#### Entries supplied ####

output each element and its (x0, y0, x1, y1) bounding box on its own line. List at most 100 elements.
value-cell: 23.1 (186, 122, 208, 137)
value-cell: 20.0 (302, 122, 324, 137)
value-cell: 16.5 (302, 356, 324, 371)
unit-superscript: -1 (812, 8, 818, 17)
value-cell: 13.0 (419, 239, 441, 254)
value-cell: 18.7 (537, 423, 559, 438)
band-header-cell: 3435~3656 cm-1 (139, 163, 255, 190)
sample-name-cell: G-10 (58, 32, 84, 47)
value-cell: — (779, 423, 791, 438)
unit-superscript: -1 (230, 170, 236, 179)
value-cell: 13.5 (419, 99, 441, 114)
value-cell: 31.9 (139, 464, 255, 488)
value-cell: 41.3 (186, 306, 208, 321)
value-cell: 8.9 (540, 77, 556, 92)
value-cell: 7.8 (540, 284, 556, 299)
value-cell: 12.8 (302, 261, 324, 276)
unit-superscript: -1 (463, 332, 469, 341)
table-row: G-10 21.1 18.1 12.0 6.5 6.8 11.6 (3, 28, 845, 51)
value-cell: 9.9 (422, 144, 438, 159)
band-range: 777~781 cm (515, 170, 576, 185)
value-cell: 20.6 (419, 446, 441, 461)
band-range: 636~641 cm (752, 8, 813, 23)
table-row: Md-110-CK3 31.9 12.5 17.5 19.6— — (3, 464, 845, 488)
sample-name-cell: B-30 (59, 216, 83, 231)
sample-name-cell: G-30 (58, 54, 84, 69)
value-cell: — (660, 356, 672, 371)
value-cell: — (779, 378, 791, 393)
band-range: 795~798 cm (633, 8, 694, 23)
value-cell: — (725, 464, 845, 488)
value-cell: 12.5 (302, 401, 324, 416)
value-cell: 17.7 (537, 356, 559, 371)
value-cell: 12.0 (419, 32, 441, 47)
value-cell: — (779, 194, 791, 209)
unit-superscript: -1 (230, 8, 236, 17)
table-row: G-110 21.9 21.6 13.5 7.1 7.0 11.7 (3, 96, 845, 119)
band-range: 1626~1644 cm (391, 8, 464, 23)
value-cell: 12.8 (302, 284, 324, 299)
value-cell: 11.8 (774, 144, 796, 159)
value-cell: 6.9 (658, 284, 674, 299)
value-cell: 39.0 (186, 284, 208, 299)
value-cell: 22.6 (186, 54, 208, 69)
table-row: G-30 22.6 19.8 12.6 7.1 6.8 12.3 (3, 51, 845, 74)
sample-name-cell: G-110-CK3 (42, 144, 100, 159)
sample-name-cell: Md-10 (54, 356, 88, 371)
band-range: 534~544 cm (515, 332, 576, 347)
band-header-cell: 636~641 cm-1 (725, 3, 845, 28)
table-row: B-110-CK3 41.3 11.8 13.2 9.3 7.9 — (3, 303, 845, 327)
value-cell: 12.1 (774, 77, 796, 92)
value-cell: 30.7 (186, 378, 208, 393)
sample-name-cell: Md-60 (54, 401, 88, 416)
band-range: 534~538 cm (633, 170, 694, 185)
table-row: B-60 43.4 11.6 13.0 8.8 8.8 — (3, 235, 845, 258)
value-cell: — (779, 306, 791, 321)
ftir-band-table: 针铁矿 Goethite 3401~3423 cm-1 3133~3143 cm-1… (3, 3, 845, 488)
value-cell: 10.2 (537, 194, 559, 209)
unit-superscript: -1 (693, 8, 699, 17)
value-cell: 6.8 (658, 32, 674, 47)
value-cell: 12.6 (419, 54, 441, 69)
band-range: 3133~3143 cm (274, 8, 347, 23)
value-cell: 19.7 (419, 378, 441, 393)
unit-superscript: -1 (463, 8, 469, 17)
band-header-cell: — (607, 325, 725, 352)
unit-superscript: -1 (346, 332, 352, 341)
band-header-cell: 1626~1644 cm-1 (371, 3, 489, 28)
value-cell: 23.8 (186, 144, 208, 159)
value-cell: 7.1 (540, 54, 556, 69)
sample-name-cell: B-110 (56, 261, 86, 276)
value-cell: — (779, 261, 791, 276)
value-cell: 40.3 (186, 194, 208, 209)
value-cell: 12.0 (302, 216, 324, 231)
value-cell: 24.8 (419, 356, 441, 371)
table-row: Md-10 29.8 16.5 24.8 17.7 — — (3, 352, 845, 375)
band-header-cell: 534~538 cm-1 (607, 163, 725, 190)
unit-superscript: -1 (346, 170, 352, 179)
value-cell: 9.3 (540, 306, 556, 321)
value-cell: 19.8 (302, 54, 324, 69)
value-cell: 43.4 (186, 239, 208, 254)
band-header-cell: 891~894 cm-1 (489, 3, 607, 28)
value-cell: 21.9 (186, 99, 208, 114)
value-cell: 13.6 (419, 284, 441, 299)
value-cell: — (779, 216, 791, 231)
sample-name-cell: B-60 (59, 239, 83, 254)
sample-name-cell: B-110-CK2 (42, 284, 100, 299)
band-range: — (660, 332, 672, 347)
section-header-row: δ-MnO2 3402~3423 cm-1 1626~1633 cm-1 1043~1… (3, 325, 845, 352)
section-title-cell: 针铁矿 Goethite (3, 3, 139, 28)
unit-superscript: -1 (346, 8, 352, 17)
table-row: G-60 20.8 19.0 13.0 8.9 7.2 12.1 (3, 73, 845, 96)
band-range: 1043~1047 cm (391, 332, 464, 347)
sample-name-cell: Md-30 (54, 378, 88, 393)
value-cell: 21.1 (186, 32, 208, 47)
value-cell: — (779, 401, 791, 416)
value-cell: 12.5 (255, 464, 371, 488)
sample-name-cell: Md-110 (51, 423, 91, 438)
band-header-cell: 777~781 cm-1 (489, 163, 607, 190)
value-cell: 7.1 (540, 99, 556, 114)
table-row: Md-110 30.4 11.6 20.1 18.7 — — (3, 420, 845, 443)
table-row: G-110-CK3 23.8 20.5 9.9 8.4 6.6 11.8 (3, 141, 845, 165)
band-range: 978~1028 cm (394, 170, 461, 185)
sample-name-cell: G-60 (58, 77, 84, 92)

####

Place every line of all the rows above into a JSON array of strings, one string per line, omitting any blank lines.

▶ **Answer for this exercise**:
[
  "output each element and its (x0, y0, x1, y1) bounding box on its own line. List at most 100 elements.",
  "value-cell: 23.1 (186, 122, 208, 137)",
  "value-cell: 20.0 (302, 122, 324, 137)",
  "value-cell: 16.5 (302, 356, 324, 371)",
  "unit-superscript: -1 (812, 8, 818, 17)",
  "value-cell: 13.0 (419, 239, 441, 254)",
  "value-cell: 18.7 (537, 423, 559, 438)",
  "band-header-cell: 3435~3656 cm-1 (139, 163, 255, 190)",
  "sample-name-cell: G-10 (58, 32, 84, 47)",
  "value-cell: — (779, 423, 791, 438)",
  "unit-superscript: -1 (230, 170, 236, 179)",
  "value-cell: 13.5 (419, 99, 441, 114)",
  "value-cell: 31.9 (139, 464, 255, 488)",
  "value-cell: 41.3 (186, 306, 208, 321)",
  "value-cell: 8.9 (540, 77, 556, 92)",
  "value-cell: 7.8 (540, 284, 556, 299)",
  "value-cell: 12.8 (302, 261, 324, 276)",
  "unit-superscript: -1 (463, 332, 469, 341)",
  "table-row: G-10 21.1 18.1 12.0 6.5 6.8 11.6 (3, 28, 845, 51)",
  "value-cell: 9.9 (422, 144, 438, 159)",
  "band-range: 777~781 cm (515, 170, 576, 185)",
  "value-cell: 20.6 (419, 446, 441, 461)",
  "band-range: 636~641 cm (752, 8, 813, 23)",
  "table-row: Md-110-CK3 31.9 12.5 17.5 19.6— — (3, 464, 845, 488)",
  "sample-name-cell: B-30 (59, 216, 83, 231)",
  "sample-name-cell: G-30 (58, 54, 84, 69)",
  "value-cell: — (660, 356, 672, 371)",
  "value-cell: — (779, 378, 791, 393)",
  "band-range: 795~798 cm (633, 8, 694, 23)",
  "value-cell: — (725, 464, 845, 488)",
  "value-cell: 12.5 (302, 401, 324, 416)",
  "value-cell: 17.7 (537, 356, 559, 371)",
  "value-cell: 12.0 (419, 32, 441, 47)",
  "value-cell: — (779, 194, 791, 209)",
  "unit-superscript: -1 (230, 8, 236, 17)",
  "table-row: G-110 21.9 21.6 13.5 7.1 7.0 11.7 (3, 96, 845, 119)",
  "band-range: 1626~1644 cm (391, 8, 464, 23)",
  "value-cell: 12.8 (302, 284, 324, 299)",
  "value-cell: 11.8 (774, 144, 796, 159)",
  "value-cell: 6.9 (658, 284, 674, 299)",
  "value-cell: 39.0 (186, 284, 208, 299)",
  "value-cell: 22.6 (186, 54, 208, 69)",
  "table-row: G-30 22.6 19.8 12.6 7.1 6.8 12.3 (3, 51, 845, 74)",
  "sample-name-cell: G-110-CK3 (42, 144, 100, 159)",
  "sample-name-cell: Md-10 (54, 356, 88, 371)",
  "band-range: 534~544 cm (515, 332, 576, 347)",
  "band-header-cell: 636~641 cm-1 (725, 3, 845, 28)",
  "table-row: B-110-CK3 41.3 11.8 13.2 9.3 7.9 — (3, 303, 845, 327)",
  "value-cell: 12.1 (774, 77, 796, 92)",
  "value-cell: 30.7 (186, 378, 208, 393)",
  "sample-name-cell: Md-60 (54, 401, 88, 416)",
  "band-range: 534~538 cm (633, 170, 694, 185)",
  "table-row: B-60 43.4 11.6 13.0 8.8 8.8 — (3, 235, 845, 258)",
  "value-cell: — (779, 306, 791, 321)",
  "ftir-band-table: 针铁矿 Goethite 3401~3423 cm-1 3133~3143 cm-1… (3, 3, 845, 488)",
  "value-cell: 10.2 (537, 194, 559, 209)",
  "unit-superscript: -1 (693, 8, 699, 17)",
  "value-cell: 6.8 (658, 32, 674, 47)",
  "value-cell: 12.6 (419, 54, 441, 69)",
  "band-range: 3133~3143 cm (274, 8, 347, 23)",
  "value-cell: 19.7 (419, 378, 441, 393)",
  "unit-superscript: -1 (463, 8, 469, 17)",
  "band-header-cell: — (607, 325, 725, 352)",
  "unit-superscript: -1 (346, 332, 352, 341)",
  "band-header-cell: 1626~1644 cm-1 (371, 3, 489, 28)",
  "value-cell: 23.8 (186, 144, 208, 159)",
  "value-cell: 7.1 (540, 54, 556, 69)",
  "sample-name-cell: B-110 (56, 261, 86, 276)",
  "value-cell: — (779, 261, 791, 276)",
  "value-cell: 40.3 (186, 194, 208, 209)",
  "value-cell: 12.0 (302, 216, 324, 231)",
  "value-cell: 24.8 (419, 356, 441, 371)",
  "table-row: Md-10 29.8 16.5 24.8 17.7 — — (3, 352, 845, 375)",
  "band-header-cell: 534~538 cm-1 (607, 163, 725, 190)",
  "unit-superscript: -1 (346, 170, 352, 179)",
  "value-cell: 9.3 (540, 306, 556, 321)",
  "value-cell: 19.8 (302, 54, 324, 69)",
  "value-cell: 43.4 (186, 239, 208, 254)",
  "band-header-cell: 891~894 cm-1 (489, 3, 607, 28)",
  "value-cell: 21.9 (186, 99, 208, 114)",
  "value-cell: 13.6 (419, 284, 441, 299)",
  "value-cell: — (779, 216, 791, 231)",
  "sample-name-cell: B-60 (59, 239, 83, 254)",
  "sample-name-cell: B-110-CK2 (42, 284, 100, 299)",
  "band-range: — (660, 332, 672, 347)",
  "section-header-row: δ-MnO2 3402~3423 cm-1 1626~1633 cm-1 1043~1… (3, 325, 845, 352)",
  "section-title-cell: 针铁矿 Goethite (3, 3, 139, 28)",
  "unit-superscript: -1 (346, 8, 352, 17)",
  "table-row: G-60 20.8 19.0 13.0 8.9 7.2 12.1 (3, 73, 845, 96)",
  "band-range: 1043~1047 cm (391, 332, 464, 347)",
  "sample-name-cell: Md-30 (54, 378, 88, 393)",
  "value-cell: 21.1 (186, 32, 208, 47)",
  "value-cell: — (779, 401, 791, 416)",
  "value-cell: 12.5 (255, 464, 371, 488)",
  "sample-name-cell: Md-110 (51, 423, 91, 438)",
  "band-header-cell: 777~781 cm-1 (489, 163, 607, 190)",
  "value-cell: 7.1 (540, 99, 556, 114)",
  "table-row: Md-110 30.4 11.6 20.1 18.7 — — (3, 420, 845, 443)",
  "table-row: G-110-CK3 23.8 20.5 9.9 8.4 6.6 11.8 (3, 141, 845, 165)",
  "band-range: 978~1028 cm (394, 170, 461, 185)",
  "sample-name-cell: G-60 (58, 77, 84, 92)"
]